Request
Copy the lines from the start through the line containing "candle [840,147,843,424]", inclusive, keeping each one unchanged.

Exercise materials
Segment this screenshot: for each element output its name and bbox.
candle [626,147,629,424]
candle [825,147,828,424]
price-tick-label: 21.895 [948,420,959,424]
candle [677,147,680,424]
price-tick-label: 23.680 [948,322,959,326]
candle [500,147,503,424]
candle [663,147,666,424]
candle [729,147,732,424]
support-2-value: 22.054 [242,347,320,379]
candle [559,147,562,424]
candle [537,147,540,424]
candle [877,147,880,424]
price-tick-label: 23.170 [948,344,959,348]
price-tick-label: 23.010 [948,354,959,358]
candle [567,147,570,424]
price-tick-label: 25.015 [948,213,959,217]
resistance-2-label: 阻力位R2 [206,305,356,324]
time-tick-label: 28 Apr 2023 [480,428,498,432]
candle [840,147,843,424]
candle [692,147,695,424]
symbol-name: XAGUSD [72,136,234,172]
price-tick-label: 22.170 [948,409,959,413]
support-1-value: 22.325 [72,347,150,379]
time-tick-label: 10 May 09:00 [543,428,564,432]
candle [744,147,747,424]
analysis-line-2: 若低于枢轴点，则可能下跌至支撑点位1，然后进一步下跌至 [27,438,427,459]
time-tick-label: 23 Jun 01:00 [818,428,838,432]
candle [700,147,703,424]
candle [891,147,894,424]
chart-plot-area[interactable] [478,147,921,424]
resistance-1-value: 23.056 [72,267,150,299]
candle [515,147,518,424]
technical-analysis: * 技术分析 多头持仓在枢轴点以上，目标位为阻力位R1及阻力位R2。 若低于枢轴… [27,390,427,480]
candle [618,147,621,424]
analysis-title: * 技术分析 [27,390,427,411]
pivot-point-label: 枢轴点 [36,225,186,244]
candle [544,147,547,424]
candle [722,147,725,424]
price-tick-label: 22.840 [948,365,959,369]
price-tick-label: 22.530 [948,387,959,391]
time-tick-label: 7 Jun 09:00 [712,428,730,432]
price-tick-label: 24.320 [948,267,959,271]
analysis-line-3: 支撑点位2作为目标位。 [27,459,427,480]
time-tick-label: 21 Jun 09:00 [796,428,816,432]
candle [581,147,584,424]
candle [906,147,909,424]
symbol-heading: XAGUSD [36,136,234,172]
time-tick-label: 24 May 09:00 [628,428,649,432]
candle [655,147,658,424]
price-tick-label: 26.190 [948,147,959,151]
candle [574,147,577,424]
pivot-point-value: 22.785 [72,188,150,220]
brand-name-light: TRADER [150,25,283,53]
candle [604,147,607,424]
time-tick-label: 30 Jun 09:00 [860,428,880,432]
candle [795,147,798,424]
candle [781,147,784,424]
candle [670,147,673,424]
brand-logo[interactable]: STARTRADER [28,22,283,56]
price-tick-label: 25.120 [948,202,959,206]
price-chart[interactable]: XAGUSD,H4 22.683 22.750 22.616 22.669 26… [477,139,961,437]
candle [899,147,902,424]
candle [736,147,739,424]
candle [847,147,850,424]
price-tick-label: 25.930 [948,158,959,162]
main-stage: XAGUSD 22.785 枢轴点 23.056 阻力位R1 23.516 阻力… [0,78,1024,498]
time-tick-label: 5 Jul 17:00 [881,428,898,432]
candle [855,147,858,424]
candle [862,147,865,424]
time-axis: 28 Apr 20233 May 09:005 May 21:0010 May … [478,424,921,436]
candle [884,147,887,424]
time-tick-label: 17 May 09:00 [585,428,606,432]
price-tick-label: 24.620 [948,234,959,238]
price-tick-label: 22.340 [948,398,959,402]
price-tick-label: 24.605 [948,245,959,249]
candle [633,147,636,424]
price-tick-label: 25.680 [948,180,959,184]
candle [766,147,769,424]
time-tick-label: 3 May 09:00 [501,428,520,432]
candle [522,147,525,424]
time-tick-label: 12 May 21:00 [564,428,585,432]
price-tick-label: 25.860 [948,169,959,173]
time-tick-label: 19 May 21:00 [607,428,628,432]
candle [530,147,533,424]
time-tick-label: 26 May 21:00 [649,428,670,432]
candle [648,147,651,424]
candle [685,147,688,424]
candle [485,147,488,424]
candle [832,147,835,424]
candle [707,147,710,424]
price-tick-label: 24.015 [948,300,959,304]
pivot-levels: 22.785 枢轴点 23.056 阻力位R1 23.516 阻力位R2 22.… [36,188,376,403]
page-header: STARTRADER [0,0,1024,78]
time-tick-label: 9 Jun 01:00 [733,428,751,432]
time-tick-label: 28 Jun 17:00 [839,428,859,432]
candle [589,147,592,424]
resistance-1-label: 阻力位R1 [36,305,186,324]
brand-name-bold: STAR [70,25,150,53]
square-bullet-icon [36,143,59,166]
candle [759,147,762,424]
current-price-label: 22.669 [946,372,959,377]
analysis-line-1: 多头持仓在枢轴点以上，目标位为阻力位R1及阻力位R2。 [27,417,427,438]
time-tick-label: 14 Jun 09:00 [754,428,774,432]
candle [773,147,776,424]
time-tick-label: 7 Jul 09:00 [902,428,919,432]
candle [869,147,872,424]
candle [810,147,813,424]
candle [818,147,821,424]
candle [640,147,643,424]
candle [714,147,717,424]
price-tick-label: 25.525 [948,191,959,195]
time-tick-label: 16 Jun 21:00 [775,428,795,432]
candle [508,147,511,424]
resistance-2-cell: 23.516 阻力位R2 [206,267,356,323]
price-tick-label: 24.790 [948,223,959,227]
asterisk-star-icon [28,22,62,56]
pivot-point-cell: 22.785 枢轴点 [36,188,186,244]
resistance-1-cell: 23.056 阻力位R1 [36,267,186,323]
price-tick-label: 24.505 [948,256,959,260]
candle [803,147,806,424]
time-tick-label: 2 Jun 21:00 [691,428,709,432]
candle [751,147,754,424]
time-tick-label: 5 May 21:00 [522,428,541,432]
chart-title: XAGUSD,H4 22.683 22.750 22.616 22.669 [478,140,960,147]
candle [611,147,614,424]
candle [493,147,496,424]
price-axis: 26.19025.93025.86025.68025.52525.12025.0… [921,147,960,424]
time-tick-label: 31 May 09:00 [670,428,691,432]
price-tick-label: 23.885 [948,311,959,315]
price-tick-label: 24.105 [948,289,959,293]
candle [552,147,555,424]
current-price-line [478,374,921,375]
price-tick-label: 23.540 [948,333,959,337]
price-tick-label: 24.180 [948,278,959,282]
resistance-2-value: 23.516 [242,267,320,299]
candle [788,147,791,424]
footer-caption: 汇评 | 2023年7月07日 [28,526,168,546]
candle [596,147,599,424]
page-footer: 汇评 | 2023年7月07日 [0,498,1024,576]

Result below
Segment this screenshot: for each element output its name and bbox.
candle [626,147,629,424]
candle [825,147,828,424]
price-tick-label: 21.895 [948,420,959,424]
candle [677,147,680,424]
price-tick-label: 23.680 [948,322,959,326]
candle [500,147,503,424]
candle [663,147,666,424]
candle [729,147,732,424]
support-2-value: 22.054 [242,347,320,379]
candle [559,147,562,424]
candle [537,147,540,424]
candle [877,147,880,424]
price-tick-label: 23.170 [948,344,959,348]
price-tick-label: 23.010 [948,354,959,358]
candle [567,147,570,424]
price-tick-label: 25.015 [948,213,959,217]
resistance-2-label: 阻力位R2 [206,305,356,324]
time-tick-label: 28 Apr 2023 [480,428,498,432]
candle [840,147,843,424]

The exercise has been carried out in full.